Aim of the task: Will you print the material below without altering a single character?

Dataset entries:
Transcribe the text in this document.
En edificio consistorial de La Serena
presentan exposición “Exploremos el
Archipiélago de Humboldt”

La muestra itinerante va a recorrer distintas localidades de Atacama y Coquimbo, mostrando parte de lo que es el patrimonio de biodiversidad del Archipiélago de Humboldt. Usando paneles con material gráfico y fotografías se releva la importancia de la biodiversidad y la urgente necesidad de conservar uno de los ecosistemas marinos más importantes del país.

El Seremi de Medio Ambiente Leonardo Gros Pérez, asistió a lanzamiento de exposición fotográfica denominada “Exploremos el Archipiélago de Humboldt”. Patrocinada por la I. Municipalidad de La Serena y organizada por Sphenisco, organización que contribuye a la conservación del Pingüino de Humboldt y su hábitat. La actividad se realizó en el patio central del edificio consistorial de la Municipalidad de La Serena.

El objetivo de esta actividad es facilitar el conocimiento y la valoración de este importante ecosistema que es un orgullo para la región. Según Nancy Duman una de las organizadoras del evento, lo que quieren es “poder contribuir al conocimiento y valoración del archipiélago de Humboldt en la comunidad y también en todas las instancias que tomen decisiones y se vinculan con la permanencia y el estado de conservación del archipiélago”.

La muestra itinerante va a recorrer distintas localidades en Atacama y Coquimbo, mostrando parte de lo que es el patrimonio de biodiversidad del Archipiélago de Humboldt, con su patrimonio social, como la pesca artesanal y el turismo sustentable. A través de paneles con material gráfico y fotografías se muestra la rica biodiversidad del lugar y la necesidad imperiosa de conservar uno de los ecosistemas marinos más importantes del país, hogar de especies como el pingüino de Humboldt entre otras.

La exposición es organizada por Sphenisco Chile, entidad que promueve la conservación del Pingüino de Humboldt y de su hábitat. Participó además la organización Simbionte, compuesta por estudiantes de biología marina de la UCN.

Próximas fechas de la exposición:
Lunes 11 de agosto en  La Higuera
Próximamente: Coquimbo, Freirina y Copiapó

Result for this exercise:
Transcribe the text in this document.
En edificio consistorial de La Serena
presentan exposición “Exploremos el
Archipiélago de Humboldt”

La muestra itinerante va a recorrer distintas localidades de Atacama y Coquimbo, mostrando parte de lo que es el patrimonio de biodiversidad del Archipiélago de Humboldt. Usando paneles con material gráfico y fotografías se releva la importancia de la biodiversidad y la urgente necesidad de conservar uno de los ecosistemas marinos más importantes del país.

El Seremi de Medio Ambiente Leonardo Gros Pérez, asistió a lanzamiento de exposición fotográfica denominada “Exploremos el Archipiélago de Humboldt”. Patrocinada por la I. Municipalidad de La Serena y organizada por Sphenisco, organización que contribuye a la conservación del Pingüino de Humboldt y su hábitat. La actividad se realizó en el patio central del edificio consistorial de la Municipalidad de La Serena.

El objetivo de esta actividad es facilitar el conocimiento y la valoración de este importante ecosistema que es un orgullo para la región. Según Nancy Duman una de las organizadoras del evento, lo que quieren es “poder contribuir al conocimiento y valoración del archipiélago de Humboldt en la comunidad y también en todas las instancias que tomen decisiones y se vinculan con la permanencia y el estado de conservación del archipiélago”.

La muestra itinerante va a recorrer distintas localidades en Atacama y Coquimbo, mostrando parte de lo que es el patrimonio de biodiversidad del Archipiélago de Humboldt, con su patrimonio social, como la pesca artesanal y el turismo sustentable. A través de paneles con material gráfico y fotografías se muestra la rica biodiversidad del lugar y la necesidad imperiosa de conservar uno de los ecosistemas marinos más importantes del país, hogar de especies como el pingüino de Humboldt entre otras.

La exposición es organizada por Sphenisco Chile, entidad que promueve la conservación del Pingüino de Humboldt y de su hábitat. Participó además la organización Simbionte, compuesta por estudiantes de biología marina de la UCN.

Próximas fechas de la exposición:
Lunes 11 de agosto en  La Higuera
Próximamente: Coquimbo, Freirina y Copiapó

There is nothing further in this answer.